Stated problem: Find every line with the word "data" and report how many there are, without any other text.

Given information:

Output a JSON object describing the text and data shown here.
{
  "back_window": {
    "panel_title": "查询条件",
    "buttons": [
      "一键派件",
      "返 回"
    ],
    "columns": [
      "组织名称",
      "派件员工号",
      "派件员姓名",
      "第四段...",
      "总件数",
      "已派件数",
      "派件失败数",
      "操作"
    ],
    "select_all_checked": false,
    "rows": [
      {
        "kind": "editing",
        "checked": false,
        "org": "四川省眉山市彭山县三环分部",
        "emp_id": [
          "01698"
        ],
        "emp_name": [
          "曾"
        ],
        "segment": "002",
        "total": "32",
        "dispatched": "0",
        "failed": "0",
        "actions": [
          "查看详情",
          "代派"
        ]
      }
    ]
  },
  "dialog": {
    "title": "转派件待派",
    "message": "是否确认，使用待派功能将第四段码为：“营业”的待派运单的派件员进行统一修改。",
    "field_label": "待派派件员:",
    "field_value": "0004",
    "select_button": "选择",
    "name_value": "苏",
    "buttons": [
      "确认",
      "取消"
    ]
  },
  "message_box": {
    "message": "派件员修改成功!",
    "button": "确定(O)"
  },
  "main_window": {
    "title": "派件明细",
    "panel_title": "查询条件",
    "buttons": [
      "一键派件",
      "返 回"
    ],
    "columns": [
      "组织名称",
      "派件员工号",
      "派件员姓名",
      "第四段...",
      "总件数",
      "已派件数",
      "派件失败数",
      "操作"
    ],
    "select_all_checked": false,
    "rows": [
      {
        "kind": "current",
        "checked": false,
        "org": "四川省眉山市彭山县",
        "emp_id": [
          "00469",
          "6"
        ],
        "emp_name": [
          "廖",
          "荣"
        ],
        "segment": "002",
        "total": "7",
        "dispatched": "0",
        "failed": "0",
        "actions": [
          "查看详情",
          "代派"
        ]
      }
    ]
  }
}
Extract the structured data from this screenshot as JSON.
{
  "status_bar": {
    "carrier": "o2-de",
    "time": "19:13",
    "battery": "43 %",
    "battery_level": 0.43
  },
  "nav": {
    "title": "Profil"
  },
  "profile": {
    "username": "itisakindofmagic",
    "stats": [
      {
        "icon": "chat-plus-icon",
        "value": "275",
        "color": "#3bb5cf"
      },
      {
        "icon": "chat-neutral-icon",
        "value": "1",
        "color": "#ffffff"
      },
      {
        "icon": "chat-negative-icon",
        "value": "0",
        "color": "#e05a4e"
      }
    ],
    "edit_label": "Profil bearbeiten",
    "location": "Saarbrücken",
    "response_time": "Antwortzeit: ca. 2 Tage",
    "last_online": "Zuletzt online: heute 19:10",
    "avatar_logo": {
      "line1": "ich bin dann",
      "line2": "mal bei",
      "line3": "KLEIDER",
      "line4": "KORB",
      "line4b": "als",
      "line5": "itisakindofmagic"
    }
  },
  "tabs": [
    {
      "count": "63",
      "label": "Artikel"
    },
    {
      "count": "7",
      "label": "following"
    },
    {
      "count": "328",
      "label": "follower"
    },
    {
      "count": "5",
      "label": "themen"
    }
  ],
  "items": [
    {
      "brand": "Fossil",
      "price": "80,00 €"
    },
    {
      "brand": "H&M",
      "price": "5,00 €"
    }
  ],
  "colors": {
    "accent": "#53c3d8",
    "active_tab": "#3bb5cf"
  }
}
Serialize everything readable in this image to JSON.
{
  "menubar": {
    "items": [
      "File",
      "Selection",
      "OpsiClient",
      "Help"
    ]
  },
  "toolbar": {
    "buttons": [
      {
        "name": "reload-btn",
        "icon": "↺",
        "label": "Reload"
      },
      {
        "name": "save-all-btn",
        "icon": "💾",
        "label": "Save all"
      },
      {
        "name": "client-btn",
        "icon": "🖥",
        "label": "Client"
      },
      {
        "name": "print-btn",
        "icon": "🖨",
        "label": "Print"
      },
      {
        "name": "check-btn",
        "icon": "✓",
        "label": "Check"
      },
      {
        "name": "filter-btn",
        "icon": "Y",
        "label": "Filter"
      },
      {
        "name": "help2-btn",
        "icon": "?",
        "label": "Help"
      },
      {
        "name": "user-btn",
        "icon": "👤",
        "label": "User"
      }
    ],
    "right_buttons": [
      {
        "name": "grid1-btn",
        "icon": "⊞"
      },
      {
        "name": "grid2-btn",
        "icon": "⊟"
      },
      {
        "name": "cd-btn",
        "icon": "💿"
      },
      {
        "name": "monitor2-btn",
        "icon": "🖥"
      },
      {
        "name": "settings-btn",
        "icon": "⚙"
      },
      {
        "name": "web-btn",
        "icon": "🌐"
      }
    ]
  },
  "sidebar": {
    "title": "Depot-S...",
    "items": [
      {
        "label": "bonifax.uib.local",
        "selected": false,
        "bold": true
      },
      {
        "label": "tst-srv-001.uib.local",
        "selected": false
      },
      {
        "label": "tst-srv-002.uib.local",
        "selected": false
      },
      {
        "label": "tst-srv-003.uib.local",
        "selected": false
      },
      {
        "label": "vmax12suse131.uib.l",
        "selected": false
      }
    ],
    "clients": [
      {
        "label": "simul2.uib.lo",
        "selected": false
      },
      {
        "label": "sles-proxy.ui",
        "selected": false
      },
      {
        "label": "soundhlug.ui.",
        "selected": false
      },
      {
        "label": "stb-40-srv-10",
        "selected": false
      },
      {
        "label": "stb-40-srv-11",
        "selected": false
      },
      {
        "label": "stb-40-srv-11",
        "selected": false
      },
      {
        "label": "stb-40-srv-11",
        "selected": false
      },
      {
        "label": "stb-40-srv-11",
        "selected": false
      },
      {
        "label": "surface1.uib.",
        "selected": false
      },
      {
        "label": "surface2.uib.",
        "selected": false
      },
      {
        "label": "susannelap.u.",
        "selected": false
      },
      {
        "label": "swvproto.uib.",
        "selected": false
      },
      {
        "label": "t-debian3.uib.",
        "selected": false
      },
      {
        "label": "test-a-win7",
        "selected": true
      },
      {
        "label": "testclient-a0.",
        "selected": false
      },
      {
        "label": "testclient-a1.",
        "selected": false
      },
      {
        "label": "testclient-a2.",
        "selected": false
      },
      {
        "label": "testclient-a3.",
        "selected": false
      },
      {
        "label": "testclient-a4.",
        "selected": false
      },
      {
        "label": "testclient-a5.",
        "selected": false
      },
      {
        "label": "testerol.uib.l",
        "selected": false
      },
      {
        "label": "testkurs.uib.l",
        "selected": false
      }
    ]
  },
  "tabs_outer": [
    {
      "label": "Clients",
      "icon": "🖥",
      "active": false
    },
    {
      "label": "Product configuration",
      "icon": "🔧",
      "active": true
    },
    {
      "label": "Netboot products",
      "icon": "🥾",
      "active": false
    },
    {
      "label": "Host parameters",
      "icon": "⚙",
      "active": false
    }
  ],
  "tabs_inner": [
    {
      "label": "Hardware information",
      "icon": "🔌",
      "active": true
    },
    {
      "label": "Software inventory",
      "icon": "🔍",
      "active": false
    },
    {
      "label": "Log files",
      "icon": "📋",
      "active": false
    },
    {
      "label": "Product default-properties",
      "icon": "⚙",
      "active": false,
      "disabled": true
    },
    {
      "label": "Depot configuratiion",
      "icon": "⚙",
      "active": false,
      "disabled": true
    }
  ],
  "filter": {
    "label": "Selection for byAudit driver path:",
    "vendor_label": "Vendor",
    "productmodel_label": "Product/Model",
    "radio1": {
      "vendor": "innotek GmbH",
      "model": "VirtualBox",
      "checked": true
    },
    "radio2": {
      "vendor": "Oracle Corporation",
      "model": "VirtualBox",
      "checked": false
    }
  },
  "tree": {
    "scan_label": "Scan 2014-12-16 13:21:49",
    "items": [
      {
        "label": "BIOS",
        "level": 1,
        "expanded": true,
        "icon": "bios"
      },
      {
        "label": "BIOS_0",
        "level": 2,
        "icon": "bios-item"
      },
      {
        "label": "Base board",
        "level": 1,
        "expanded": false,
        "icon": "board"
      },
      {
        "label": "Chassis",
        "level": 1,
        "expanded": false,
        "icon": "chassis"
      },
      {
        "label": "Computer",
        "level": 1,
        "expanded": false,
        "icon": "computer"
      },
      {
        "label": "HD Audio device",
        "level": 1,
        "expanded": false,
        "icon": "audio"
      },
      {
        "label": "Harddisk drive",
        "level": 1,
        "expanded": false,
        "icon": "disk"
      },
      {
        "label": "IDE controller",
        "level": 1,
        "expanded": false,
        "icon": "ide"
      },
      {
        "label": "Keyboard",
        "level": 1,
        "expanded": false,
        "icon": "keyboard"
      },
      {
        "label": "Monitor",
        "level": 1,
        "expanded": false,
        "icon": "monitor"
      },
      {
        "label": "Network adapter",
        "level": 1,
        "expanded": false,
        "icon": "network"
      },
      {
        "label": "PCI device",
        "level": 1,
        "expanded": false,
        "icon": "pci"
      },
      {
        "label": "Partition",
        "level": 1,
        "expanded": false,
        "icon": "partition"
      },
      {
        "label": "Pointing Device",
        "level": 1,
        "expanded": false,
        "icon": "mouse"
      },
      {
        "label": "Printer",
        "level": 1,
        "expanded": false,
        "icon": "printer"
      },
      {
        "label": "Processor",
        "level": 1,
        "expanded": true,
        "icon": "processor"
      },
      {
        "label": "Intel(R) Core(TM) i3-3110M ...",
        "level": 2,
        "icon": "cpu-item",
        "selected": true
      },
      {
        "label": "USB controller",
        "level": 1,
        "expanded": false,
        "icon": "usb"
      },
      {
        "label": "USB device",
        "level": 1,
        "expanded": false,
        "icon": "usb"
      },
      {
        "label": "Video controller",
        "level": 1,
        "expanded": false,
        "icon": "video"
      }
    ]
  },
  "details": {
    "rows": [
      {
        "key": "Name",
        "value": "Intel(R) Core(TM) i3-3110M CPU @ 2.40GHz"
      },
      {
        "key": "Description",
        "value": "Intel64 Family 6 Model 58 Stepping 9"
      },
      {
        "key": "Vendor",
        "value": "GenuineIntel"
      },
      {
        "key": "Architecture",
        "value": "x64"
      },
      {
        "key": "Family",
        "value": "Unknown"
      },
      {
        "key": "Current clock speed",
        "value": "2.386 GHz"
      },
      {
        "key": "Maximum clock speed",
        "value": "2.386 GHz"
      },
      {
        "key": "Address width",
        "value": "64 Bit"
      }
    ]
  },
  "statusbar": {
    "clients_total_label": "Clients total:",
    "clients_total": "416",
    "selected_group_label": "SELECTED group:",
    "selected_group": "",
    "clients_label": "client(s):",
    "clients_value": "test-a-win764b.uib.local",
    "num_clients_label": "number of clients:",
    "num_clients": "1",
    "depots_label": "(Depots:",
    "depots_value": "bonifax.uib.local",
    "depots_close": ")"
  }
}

Task response: 2